- [Exercise brief]:
What number of lines in the material contain the word "Sticky"? Give that number alone.

═══ Data shown ═══

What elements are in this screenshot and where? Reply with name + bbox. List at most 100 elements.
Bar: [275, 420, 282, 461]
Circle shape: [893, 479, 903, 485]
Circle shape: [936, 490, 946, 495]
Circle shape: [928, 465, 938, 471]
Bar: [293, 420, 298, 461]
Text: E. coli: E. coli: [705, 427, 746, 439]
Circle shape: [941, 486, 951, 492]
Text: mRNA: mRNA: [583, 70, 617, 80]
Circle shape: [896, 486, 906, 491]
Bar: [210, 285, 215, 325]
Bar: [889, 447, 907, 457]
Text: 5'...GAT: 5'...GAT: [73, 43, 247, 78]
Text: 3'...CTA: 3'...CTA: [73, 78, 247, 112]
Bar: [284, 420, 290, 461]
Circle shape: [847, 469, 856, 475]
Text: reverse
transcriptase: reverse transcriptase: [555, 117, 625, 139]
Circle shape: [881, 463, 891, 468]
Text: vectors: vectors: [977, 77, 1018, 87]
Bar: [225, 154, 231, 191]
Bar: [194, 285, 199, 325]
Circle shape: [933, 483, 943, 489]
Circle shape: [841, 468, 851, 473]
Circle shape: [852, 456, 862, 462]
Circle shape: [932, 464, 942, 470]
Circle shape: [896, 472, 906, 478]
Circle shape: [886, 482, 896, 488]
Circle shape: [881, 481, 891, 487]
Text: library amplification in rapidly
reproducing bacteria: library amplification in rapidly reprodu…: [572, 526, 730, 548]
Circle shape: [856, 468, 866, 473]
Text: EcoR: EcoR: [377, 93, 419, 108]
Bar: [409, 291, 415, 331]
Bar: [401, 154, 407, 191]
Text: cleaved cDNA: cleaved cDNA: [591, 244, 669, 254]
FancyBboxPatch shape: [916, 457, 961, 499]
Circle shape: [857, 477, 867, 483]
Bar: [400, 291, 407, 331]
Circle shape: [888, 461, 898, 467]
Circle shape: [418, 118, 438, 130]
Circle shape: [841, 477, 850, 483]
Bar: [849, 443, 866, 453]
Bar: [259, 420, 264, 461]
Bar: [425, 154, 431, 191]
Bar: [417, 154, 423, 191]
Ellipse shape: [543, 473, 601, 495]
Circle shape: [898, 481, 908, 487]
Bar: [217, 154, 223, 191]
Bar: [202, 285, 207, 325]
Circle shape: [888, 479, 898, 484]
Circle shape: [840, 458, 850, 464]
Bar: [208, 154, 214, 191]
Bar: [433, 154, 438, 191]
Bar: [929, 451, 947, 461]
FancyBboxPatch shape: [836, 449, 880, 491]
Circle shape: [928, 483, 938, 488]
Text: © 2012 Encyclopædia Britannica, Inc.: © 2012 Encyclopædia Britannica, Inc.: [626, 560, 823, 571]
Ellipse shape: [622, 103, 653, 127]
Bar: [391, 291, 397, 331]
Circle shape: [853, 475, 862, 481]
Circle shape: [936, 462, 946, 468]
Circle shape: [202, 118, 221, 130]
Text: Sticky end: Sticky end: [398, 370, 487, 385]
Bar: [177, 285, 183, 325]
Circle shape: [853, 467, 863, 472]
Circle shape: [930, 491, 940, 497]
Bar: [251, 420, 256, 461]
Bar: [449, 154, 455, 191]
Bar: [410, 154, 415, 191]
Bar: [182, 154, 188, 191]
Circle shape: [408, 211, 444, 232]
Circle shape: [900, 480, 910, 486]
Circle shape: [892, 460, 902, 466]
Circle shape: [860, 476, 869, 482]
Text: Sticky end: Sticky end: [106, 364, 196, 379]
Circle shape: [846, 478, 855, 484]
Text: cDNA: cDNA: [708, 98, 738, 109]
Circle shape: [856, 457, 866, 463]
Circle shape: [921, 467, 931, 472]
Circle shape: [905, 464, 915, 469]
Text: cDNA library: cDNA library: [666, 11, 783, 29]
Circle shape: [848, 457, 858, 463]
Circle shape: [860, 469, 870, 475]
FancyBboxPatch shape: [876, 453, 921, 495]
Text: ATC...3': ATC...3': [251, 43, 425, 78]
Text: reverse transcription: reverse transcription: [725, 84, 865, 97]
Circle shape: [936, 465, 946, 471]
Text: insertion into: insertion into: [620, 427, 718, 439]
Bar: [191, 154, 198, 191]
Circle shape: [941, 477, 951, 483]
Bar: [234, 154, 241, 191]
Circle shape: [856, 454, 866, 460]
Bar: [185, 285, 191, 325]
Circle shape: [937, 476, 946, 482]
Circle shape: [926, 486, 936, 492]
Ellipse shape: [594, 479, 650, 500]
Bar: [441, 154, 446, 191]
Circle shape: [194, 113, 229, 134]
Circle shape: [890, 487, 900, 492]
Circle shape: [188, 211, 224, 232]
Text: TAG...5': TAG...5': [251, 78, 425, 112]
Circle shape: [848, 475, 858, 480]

═══

- [Solution for this problem]:
2